(Written request) Copy out the lines of the records exactly, starting at the line containing "- format-option-toml[interactable]: TOML: [827, 542, 889, 558]" and ending at the line containing "8, 1756, 28]", with both of those lines included.
##### Material provided #####
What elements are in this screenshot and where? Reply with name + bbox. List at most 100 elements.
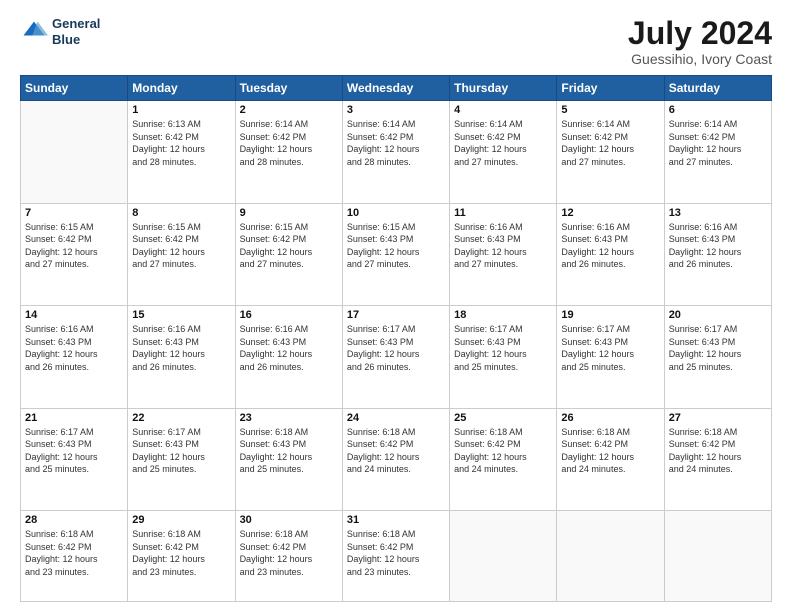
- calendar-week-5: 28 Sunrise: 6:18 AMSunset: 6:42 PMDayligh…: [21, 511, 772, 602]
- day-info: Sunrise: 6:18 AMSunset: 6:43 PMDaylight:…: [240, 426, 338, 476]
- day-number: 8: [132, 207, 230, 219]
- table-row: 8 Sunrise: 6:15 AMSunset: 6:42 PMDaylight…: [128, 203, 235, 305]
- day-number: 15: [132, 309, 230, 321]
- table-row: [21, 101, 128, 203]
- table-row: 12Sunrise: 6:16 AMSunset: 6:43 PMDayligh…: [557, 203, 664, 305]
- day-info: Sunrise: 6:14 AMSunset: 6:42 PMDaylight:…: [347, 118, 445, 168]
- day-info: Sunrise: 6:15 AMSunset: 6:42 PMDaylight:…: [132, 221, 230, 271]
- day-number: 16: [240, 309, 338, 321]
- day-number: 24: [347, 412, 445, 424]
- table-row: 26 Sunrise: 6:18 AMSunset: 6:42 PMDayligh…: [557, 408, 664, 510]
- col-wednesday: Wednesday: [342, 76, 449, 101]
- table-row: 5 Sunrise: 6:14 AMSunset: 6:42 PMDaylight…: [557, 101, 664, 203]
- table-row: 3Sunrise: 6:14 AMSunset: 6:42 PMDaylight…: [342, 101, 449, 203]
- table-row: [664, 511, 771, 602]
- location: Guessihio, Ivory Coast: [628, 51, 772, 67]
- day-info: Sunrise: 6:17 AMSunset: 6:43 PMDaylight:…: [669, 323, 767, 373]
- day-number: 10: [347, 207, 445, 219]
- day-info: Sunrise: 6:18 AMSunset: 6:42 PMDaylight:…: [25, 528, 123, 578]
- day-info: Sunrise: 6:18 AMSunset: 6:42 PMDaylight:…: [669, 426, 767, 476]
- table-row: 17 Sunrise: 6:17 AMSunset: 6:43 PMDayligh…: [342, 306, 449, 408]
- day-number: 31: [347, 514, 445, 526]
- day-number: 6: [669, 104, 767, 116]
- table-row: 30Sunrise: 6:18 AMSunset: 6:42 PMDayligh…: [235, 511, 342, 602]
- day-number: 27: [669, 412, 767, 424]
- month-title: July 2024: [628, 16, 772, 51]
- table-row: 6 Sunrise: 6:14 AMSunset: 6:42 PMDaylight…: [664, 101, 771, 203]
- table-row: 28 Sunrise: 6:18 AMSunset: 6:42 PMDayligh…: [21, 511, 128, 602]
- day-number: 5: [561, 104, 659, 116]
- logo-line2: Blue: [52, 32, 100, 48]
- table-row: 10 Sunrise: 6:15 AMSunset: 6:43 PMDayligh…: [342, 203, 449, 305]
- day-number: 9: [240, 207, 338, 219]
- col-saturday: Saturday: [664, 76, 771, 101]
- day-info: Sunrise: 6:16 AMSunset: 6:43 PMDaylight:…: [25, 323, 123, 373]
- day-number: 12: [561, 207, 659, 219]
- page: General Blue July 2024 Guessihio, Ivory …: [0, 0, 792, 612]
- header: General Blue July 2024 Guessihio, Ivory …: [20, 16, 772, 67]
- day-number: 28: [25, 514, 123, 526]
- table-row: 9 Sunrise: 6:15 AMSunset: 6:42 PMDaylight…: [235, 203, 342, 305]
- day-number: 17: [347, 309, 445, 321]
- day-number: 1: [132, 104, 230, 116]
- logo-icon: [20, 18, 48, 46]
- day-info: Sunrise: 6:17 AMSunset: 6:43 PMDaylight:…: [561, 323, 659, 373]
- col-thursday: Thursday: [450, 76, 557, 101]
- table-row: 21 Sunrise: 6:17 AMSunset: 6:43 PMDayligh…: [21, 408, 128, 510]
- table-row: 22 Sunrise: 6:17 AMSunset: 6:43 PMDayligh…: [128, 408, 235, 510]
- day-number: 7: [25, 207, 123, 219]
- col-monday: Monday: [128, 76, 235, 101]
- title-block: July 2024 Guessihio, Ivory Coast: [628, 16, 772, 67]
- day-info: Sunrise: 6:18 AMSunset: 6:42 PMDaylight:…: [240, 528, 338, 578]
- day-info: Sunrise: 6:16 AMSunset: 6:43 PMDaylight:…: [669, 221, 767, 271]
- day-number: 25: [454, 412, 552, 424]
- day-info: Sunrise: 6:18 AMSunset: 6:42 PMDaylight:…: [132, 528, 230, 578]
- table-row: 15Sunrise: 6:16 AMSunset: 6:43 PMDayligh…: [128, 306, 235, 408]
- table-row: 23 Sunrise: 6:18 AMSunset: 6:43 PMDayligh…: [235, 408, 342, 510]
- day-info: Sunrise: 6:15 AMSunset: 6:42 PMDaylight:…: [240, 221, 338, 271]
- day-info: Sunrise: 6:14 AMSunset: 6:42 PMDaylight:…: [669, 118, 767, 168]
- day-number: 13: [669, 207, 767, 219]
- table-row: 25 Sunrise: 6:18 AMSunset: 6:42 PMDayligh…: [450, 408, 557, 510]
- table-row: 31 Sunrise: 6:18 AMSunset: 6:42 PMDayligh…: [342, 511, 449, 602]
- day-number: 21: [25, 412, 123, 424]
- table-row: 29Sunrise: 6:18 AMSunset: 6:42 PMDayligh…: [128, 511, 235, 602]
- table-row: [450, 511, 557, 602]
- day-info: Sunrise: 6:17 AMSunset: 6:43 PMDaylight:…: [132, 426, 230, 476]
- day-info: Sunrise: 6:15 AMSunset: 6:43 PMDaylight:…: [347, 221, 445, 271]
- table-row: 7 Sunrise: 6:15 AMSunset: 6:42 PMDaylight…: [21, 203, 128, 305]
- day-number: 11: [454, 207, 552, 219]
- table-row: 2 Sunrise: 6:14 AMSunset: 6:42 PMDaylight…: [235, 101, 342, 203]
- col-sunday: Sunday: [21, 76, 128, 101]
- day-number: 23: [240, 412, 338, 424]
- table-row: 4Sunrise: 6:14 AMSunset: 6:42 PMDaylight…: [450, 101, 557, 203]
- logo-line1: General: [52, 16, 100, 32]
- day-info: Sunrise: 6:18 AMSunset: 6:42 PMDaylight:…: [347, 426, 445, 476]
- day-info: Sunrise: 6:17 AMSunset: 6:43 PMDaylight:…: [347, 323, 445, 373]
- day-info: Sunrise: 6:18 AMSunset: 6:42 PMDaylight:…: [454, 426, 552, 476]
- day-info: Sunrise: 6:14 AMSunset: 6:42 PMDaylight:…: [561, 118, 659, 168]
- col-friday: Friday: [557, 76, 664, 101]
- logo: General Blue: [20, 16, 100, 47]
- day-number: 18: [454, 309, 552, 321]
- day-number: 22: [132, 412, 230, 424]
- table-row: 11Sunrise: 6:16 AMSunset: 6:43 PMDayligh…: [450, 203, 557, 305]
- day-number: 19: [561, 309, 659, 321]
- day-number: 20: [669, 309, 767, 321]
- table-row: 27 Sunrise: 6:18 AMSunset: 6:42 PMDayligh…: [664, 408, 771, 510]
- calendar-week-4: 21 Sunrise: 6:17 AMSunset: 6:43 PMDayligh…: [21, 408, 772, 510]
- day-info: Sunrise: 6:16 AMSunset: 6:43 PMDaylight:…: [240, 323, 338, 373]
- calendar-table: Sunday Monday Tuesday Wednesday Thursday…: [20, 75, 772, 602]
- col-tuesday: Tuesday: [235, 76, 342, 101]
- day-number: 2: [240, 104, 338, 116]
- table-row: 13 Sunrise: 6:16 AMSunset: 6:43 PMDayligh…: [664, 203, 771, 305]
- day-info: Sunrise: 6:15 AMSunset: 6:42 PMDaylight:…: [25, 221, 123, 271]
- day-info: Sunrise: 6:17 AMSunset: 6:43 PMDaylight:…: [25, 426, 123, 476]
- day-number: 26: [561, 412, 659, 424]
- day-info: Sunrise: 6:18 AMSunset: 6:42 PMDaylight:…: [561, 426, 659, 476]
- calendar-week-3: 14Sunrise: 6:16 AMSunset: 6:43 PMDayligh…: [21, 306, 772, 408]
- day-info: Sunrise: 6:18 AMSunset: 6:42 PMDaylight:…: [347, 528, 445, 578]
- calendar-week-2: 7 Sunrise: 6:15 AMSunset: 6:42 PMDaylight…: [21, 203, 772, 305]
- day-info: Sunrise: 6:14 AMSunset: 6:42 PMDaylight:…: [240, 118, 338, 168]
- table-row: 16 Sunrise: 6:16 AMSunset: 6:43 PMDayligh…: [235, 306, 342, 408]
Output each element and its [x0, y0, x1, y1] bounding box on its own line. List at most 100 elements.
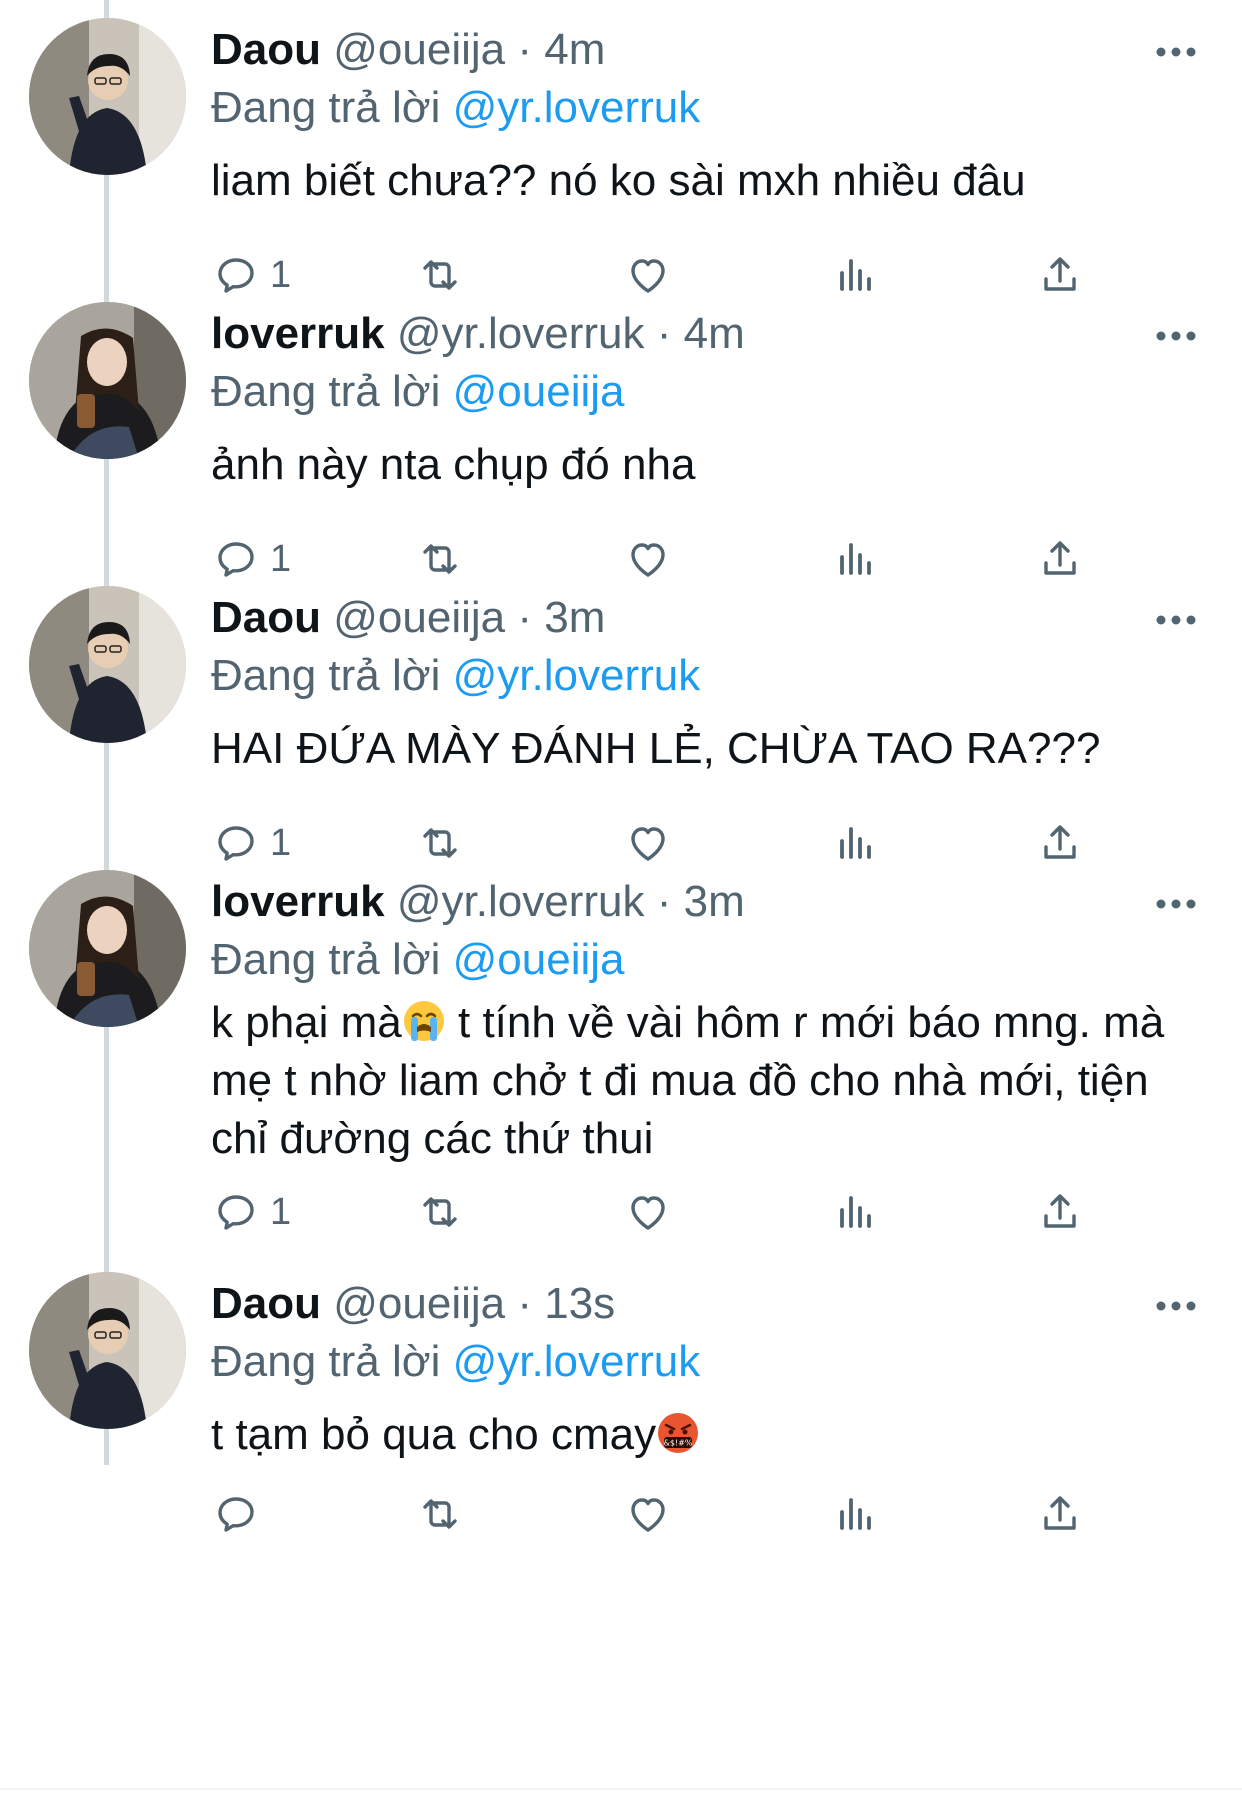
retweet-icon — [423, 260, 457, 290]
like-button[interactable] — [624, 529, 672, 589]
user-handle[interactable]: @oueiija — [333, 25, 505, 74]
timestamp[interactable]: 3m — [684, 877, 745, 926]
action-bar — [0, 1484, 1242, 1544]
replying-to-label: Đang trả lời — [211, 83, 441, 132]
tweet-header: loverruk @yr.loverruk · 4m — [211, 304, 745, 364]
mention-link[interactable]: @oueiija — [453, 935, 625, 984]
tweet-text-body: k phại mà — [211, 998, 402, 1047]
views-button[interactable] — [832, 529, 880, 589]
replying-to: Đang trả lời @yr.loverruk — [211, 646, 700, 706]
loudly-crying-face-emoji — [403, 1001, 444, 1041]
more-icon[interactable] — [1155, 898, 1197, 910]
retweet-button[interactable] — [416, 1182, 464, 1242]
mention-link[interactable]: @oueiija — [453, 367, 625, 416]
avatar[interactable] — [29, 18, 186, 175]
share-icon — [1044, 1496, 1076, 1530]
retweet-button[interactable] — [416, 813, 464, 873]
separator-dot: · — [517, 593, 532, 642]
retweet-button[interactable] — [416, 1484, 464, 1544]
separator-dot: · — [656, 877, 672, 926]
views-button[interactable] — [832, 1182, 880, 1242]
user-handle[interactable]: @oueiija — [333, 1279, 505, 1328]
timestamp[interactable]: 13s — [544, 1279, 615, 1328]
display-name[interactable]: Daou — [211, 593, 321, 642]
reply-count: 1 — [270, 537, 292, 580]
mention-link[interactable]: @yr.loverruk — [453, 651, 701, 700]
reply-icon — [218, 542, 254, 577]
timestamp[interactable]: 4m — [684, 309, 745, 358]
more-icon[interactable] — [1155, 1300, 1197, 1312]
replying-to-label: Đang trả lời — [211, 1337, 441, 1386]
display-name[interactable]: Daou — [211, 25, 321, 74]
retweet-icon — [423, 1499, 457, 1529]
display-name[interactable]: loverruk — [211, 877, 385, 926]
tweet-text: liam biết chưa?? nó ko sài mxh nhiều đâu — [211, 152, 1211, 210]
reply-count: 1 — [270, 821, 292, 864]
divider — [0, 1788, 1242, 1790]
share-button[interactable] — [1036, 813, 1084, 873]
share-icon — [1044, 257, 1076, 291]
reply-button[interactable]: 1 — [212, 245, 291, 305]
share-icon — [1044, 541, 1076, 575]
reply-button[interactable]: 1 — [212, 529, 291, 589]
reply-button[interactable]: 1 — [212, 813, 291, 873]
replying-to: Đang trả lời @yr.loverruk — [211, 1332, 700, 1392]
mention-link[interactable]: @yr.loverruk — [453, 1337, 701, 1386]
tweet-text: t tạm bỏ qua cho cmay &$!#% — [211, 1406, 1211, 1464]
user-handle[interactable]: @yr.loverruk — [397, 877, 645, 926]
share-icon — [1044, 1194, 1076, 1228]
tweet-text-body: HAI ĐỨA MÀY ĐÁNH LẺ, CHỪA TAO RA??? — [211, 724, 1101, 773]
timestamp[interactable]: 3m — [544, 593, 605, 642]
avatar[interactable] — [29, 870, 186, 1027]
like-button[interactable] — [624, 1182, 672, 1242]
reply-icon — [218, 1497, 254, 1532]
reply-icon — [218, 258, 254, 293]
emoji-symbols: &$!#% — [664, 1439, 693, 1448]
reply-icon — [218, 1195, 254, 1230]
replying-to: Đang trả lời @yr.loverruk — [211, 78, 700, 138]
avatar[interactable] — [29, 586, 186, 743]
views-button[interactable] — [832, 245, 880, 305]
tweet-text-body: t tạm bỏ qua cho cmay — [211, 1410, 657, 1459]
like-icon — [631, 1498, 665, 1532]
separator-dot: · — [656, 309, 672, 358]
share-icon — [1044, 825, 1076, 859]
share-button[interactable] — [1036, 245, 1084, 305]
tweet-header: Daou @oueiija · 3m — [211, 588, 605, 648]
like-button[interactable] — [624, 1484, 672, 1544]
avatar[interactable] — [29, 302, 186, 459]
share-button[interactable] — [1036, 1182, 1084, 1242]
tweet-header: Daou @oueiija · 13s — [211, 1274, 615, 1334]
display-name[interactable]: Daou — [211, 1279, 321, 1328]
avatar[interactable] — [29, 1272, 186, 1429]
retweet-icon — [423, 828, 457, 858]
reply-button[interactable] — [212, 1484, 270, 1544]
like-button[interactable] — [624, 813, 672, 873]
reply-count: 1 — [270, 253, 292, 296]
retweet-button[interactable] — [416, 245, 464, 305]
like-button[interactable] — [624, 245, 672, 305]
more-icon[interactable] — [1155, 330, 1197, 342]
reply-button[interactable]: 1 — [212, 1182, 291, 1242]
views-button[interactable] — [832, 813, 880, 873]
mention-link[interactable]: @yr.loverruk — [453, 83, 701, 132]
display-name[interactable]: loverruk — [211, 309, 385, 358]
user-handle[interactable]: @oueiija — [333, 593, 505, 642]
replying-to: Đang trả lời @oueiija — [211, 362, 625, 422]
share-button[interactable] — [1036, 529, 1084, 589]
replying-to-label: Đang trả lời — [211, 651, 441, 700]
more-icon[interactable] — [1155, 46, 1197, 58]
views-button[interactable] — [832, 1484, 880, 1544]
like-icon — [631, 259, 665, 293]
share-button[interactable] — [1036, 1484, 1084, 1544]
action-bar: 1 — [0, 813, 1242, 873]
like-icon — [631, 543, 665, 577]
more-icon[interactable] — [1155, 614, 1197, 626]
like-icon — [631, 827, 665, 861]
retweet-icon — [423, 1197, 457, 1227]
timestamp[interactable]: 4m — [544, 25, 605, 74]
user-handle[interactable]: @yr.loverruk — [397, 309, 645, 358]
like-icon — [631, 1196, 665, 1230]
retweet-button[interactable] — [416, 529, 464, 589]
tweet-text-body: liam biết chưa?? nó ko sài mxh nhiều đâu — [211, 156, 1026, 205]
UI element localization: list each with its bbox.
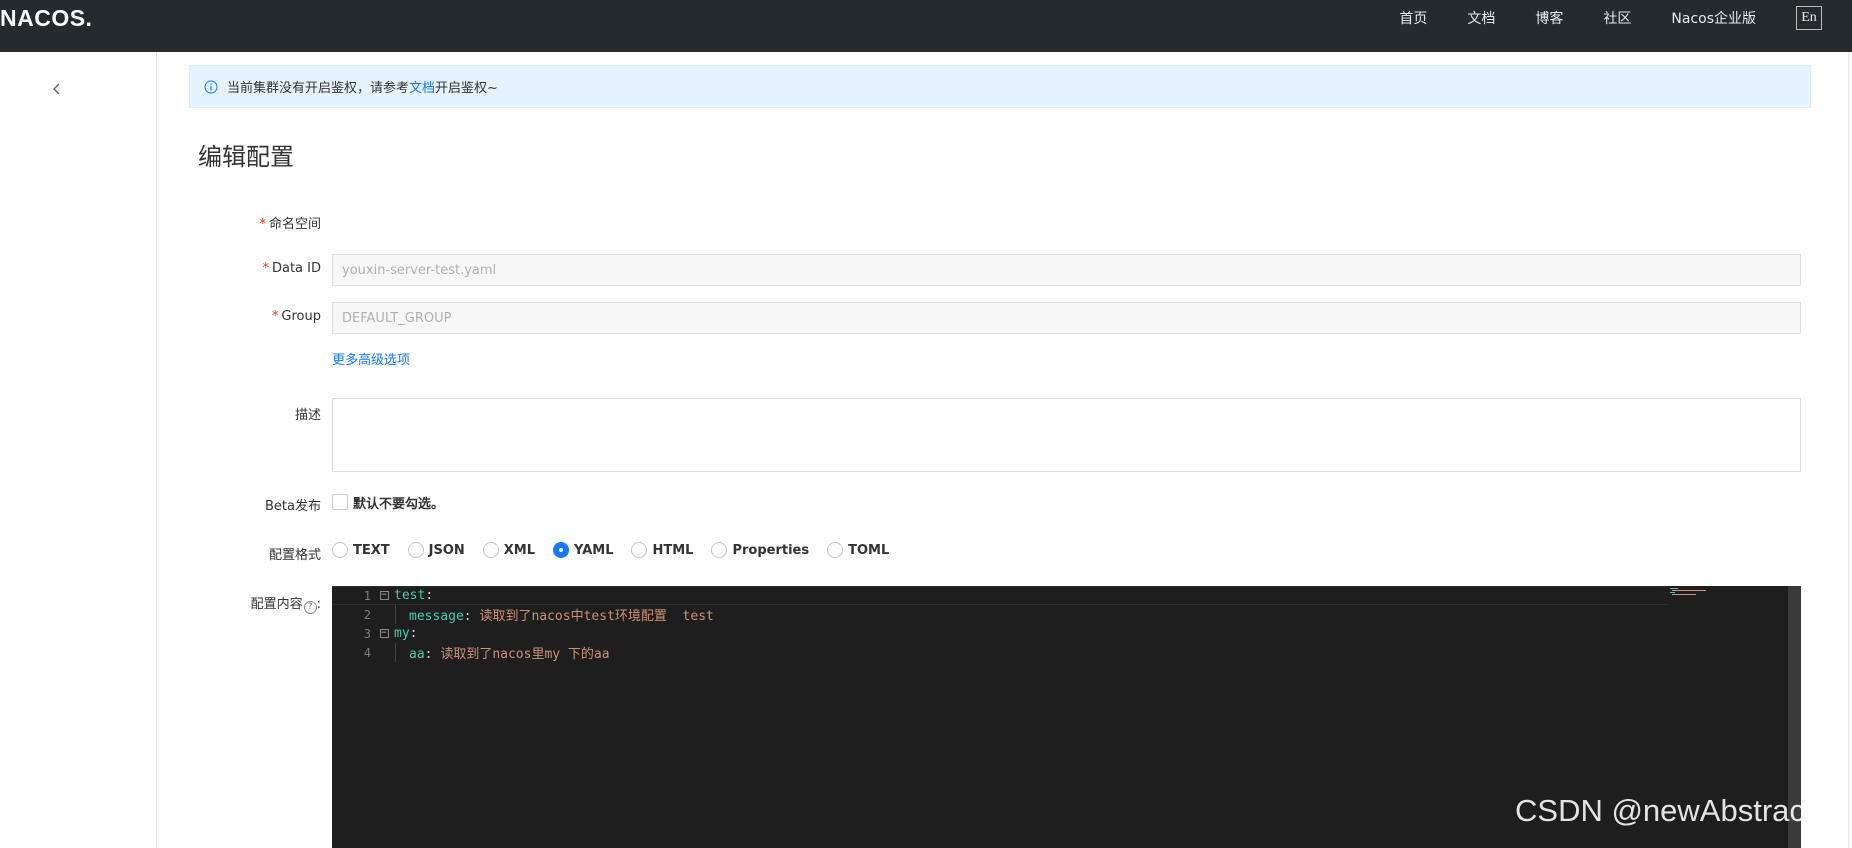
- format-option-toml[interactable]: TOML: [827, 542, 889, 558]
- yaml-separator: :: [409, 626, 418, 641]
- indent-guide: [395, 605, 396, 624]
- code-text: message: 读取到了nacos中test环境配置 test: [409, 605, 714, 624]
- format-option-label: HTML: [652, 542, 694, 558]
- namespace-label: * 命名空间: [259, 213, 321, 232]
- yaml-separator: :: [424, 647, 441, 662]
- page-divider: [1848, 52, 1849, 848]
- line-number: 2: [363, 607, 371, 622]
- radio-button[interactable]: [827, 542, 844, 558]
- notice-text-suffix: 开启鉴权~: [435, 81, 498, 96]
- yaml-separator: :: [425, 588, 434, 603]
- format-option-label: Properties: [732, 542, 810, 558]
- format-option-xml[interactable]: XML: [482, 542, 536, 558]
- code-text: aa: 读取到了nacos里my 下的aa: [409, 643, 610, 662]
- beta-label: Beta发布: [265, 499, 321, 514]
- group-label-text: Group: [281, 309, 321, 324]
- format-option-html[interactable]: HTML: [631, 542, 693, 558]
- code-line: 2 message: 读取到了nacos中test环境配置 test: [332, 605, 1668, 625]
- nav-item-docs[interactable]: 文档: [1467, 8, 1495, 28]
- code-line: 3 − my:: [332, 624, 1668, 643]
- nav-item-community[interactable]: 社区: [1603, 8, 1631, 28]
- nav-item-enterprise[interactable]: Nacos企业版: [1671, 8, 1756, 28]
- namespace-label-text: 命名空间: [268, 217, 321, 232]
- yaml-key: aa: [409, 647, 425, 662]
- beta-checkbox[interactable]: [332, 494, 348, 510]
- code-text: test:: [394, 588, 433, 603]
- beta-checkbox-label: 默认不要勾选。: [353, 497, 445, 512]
#####
(Response for this exercise)
- format-option-toml[interactable]: TOML: [827, 542, 889, 558]
- yaml-separator: :: [409, 626, 418, 641]
- indent-guide: [395, 605, 396, 624]
- code-text: message: 读取到了nacos中test环境配置 test: [409, 605, 714, 624]
- format-option-label: HTML: [652, 542, 694, 558]
- namespace-label: * 命名空间: [259, 213, 321, 232]
- yaml-separator: :: [424, 647, 441, 662]
- page-divider: [1848, 52, 1849, 848]
- line-number: 2: [363, 607, 371, 622]
- radio-button[interactable]: [827, 542, 844, 558]
- notice-text-suffix: 开启鉴权~: [435, 81, 498, 96]
- yaml-separator: :: [425, 588, 434, 603]
- format-option-label: Properties: [732, 542, 810, 558]
- format-option-xml[interactable]: XML: [482, 542, 536, 558]
- code-text: aa: 读取到了nacos里my 下的aa: [409, 643, 610, 662]
- beta-label: Beta发布: [265, 499, 321, 514]
- group-label-text: Group: [281, 309, 321, 324]
- format-option-html[interactable]: HTML: [631, 542, 693, 558]
- code-line: 2 message: 读取到了nacos中test环境配置 test: [332, 605, 1668, 625]
- nav-item-docs[interactable]: 文档: [1467, 8, 1495, 28]
- code-line: 3 − my:: [332, 624, 1668, 643]
- nav-item-community[interactable]: 社区: [1603, 8, 1631, 28]
- nav-item-enterprise[interactable]: Nacos企业版: [1671, 8, 1756, 28]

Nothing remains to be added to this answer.